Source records
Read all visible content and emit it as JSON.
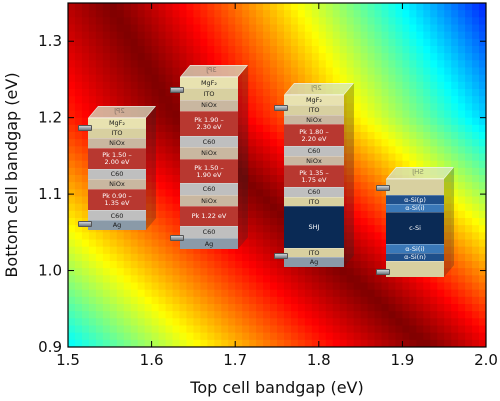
{
  "chart_data": {
    "type": "heatmap",
    "xlabel": "Top cell bandgap (eV)",
    "ylabel": "Bottom cell bandgap (eV)",
    "xlim": [
      1.5,
      2.0
    ],
    "ylim": [
      0.9,
      1.35
    ],
    "x_ticks": [
      "1.5",
      "1.6",
      "1.7",
      "1.8",
      "1.9",
      "2.0"
    ],
    "y_ticks": [
      "0.9",
      "1.0",
      "1.1",
      "1.2",
      "1.3"
    ],
    "colormap": "jet",
    "optimum_ridge_x_at_y": [
      [
        1.55,
        1.35
      ],
      [
        1.63,
        1.2
      ],
      [
        1.73,
        1.1
      ],
      [
        1.83,
        1.0
      ],
      [
        1.93,
        0.9
      ]
    ]
  },
  "devices": [
    {
      "label": "2PJ",
      "layers": [
        {
          "text": "MgF₂",
          "color": "#e8e2b0"
        },
        {
          "text": "ITO",
          "color": "#d8d0a0"
        },
        {
          "text": "NiOx",
          "color": "#c9b7a0"
        },
        {
          "text": "Pk 1.50 –\n2.00 eV",
          "color": "#b83830"
        },
        {
          "text": "C60",
          "color": "#bfbfbf"
        },
        {
          "text": "NiOx",
          "color": "#c9b7a0"
        },
        {
          "text": "Pk 0.90 –\n1.35 eV",
          "color": "#b83830"
        },
        {
          "text": "C60",
          "color": "#bfbfbf"
        },
        {
          "text": "Ag",
          "color": "#8a9aa8"
        }
      ]
    },
    {
      "label": "3PJ",
      "layers": [
        {
          "text": "MgF₂",
          "color": "#e8e2b0"
        },
        {
          "text": "ITO",
          "color": "#d8d0a0"
        },
        {
          "text": "NiOx",
          "color": "#c9b7a0"
        },
        {
          "text": "Pk 1.90 –\n2.30 eV",
          "color": "#b83830"
        },
        {
          "text": "C60",
          "color": "#bfbfbf"
        },
        {
          "text": "NiOx",
          "color": "#c9b7a0"
        },
        {
          "text": "Pk 1.50 –\n1.90 eV",
          "color": "#b83830"
        },
        {
          "text": "C60",
          "color": "#bfbfbf"
        },
        {
          "text": "NiOx",
          "color": "#c9b7a0"
        },
        {
          "text": "Pk 1.22 eV",
          "color": "#b83830"
        },
        {
          "text": "C60",
          "color": "#bfbfbf"
        },
        {
          "text": "Ag",
          "color": "#8a9aa8"
        }
      ]
    },
    {
      "label": "2PJ",
      "layers": [
        {
          "text": "MgF₂",
          "color": "#e8e2b0"
        },
        {
          "text": "ITO",
          "color": "#d8d0a0"
        },
        {
          "text": "NiOx",
          "color": "#c9b7a0"
        },
        {
          "text": "Pk 1.80 –\n2.20 eV",
          "color": "#b83830"
        },
        {
          "text": "C60",
          "color": "#bfbfbf"
        },
        {
          "text": "NiOx",
          "color": "#c9b7a0"
        },
        {
          "text": "Pk 1.35 –\n1.75 eV",
          "color": "#b83830"
        },
        {
          "text": "C60",
          "color": "#bfbfbf"
        },
        {
          "text": "ITO",
          "color": "#d8d0a0"
        },
        {
          "text": "SHJ",
          "color": "#0a2a55"
        },
        {
          "text": "ITO",
          "color": "#d8d0a0"
        },
        {
          "text": "Ag",
          "color": "#8a9aa8"
        }
      ]
    },
    {
      "label": "SHJ",
      "layers": [
        {
          "text": "",
          "color": "#d8d0a0"
        },
        {
          "text": "α-Si(p)",
          "color": "#1f4f8a"
        },
        {
          "text": "α-Si(i)",
          "color": "#3a78b8"
        },
        {
          "text": "c-Si",
          "color": "#0a2a55"
        },
        {
          "text": "α-Si(i)",
          "color": "#3a78b8"
        },
        {
          "text": "α-Si(n)",
          "color": "#1f4f8a"
        },
        {
          "text": "",
          "color": "#d8d0a0"
        }
      ]
    }
  ]
}
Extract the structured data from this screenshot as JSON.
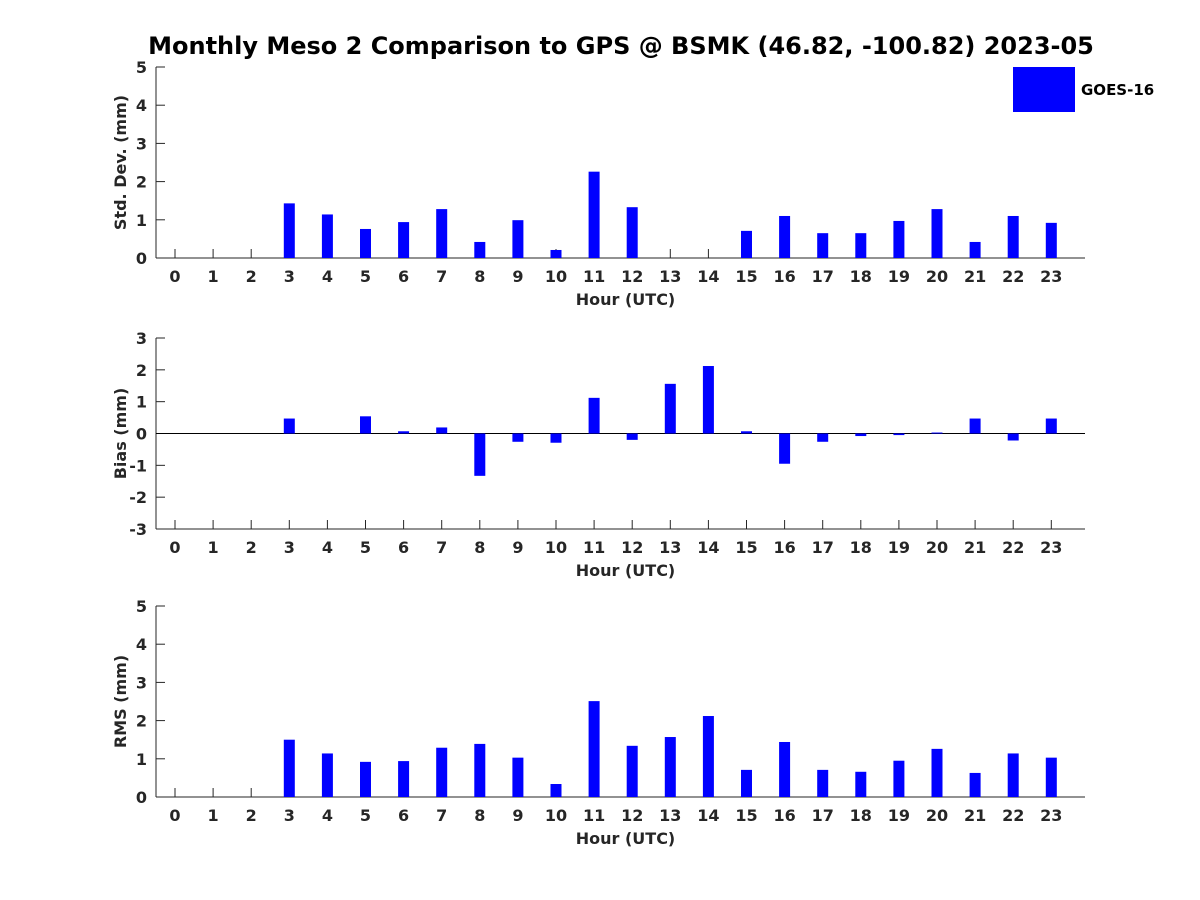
{
  "chart_data": {
    "title": "Monthly Meso 2 Comparison to GPS @ BSMK (46.82, -100.82) 2023-05",
    "legend": [
      {
        "name": "GOES-16",
        "color": "#0000ff"
      }
    ],
    "legend_placement": "top-right",
    "panels": [
      {
        "type": "bar",
        "ylabel": "Std. Dev. (mm)",
        "xlabel": "Hour (UTC)",
        "ylim": [
          0,
          5
        ],
        "yticks": [
          "0",
          "1",
          "2",
          "3",
          "4",
          "5"
        ],
        "grid": false,
        "categories": [
          "0",
          "1",
          "2",
          "3",
          "4",
          "5",
          "6",
          "7",
          "8",
          "9",
          "10",
          "11",
          "12",
          "13",
          "14",
          "15",
          "16",
          "17",
          "18",
          "19",
          "20",
          "21",
          "22",
          "23"
        ],
        "series": [
          {
            "name": "GOES-16",
            "values": [
              0,
              0,
              0,
              1.43,
              1.14,
              0.76,
              0.94,
              1.28,
              0.42,
              0.99,
              0.21,
              2.26,
              1.33,
              0,
              0,
              0.71,
              1.1,
              0.65,
              0.65,
              0.97,
              1.28,
              0.42,
              1.1,
              0.92
            ]
          }
        ]
      },
      {
        "type": "bar",
        "ylabel": "Bias (mm)",
        "xlabel": "Hour (UTC)",
        "ylim": [
          -3,
          3
        ],
        "yticks": [
          "-3",
          "-2",
          "-1",
          "0",
          "1",
          "2",
          "3"
        ],
        "grid": false,
        "categories": [
          "0",
          "1",
          "2",
          "3",
          "4",
          "5",
          "6",
          "7",
          "8",
          "9",
          "10",
          "11",
          "12",
          "13",
          "14",
          "15",
          "16",
          "17",
          "18",
          "19",
          "20",
          "21",
          "22",
          "23"
        ],
        "series": [
          {
            "name": "GOES-16",
            "values": [
              0,
              0,
              0,
              0.47,
              0,
              0.54,
              0.07,
              0.19,
              -1.33,
              -0.26,
              -0.29,
              1.12,
              -0.2,
              1.56,
              2.12,
              0.07,
              -0.95,
              -0.26,
              -0.08,
              -0.05,
              0.03,
              0.47,
              -0.22,
              0.47
            ]
          }
        ]
      },
      {
        "type": "bar",
        "ylabel": "RMS (mm)",
        "xlabel": "Hour (UTC)",
        "ylim": [
          0,
          5
        ],
        "yticks": [
          "0",
          "1",
          "2",
          "3",
          "4",
          "5"
        ],
        "grid": false,
        "categories": [
          "0",
          "1",
          "2",
          "3",
          "4",
          "5",
          "6",
          "7",
          "8",
          "9",
          "10",
          "11",
          "12",
          "13",
          "14",
          "15",
          "16",
          "17",
          "18",
          "19",
          "20",
          "21",
          "22",
          "23"
        ],
        "series": [
          {
            "name": "GOES-16",
            "values": [
              0,
              0,
              0,
              1.5,
              1.14,
              0.92,
              0.94,
              1.29,
              1.39,
              1.03,
              0.34,
              2.51,
              1.34,
              1.57,
              2.12,
              0.71,
              1.44,
              0.71,
              0.66,
              0.95,
              1.26,
              0.63,
              1.14,
              1.03
            ]
          }
        ]
      }
    ]
  }
}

Aim of the exercise: Every line that holds the word "cell" should be extracted.

Solution for this task:
    "xlabel": "Top cell bandgap (eV)",
    "ylabel": "Bottom cell bandgap (eV)",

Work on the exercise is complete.